*Aim of the task*. Extract the listing below in full, unchanged.

──────── Rows

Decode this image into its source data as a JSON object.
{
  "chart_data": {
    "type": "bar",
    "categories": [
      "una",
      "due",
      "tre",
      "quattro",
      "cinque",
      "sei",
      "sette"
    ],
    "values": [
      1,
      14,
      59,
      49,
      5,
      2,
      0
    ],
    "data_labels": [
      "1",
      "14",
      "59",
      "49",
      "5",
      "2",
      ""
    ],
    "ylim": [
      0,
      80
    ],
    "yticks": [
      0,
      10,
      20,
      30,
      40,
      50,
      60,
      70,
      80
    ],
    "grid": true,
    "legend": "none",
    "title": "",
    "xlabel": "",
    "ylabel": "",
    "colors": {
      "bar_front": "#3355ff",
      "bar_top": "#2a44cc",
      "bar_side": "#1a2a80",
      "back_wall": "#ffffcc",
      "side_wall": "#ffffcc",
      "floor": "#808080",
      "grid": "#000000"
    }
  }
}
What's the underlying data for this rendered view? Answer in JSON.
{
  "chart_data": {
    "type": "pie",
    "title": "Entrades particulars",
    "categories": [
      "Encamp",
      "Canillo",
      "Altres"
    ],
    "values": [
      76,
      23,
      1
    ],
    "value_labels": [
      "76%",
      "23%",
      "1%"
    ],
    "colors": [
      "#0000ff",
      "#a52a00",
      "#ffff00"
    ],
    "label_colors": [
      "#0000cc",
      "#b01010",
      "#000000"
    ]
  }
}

────────────────

*Solution below*.
Decode this image into its source data as a JSON object.
{
  "chart_data": {
    "type": "bar",
    "categories": [
      "una",
      "due",
      "tre",
      "quattro",
      "cinque",
      "sei",
      "sette"
    ],
    "values": [
      1,
      14,
      59,
      49,
      5,
      2,
      0
    ],
    "data_labels": [
      "1",
      "14",
      "59",
      "49",
      "5",
      "2",
      ""
    ],
    "ylim": [
      0,
      80
    ],
    "yticks": [
      0,
      10,
      20,
      30,
      40,
      50,
      60,
      70,
      80
    ],
    "grid": true,
    "legend": "none",
    "title": "",
    "xlabel": "",
    "ylabel": "",
    "colors": {
      "bar_front": "#3355ff",
      "bar_top": "#2a44cc",
      "bar_side": "#1a2a80",
      "back_wall": "#ffffcc",
      "side_wall": "#ffffcc",
      "floor": "#808080",
      "grid": "#000000"
    }
  }
}
What's the underlying data for this rendered view? Answer in JSON.
{
  "chart_data": {
    "type": "pie",
    "title": "Entrades particulars",
    "categories": [
      "Encamp",
      "Canillo",
      "Altres"
    ],
    "values": [
      76,
      23,
      1
    ],
    "value_labels": [
      "76%",
      "23%",
      "1%"
    ],
    "colors": [
      "#0000ff",
      "#a52a00",
      "#ffff00"
    ],
    "label_colors": [
      "#0000cc",
      "#b01010",
      "#000000"
    ]
  }
}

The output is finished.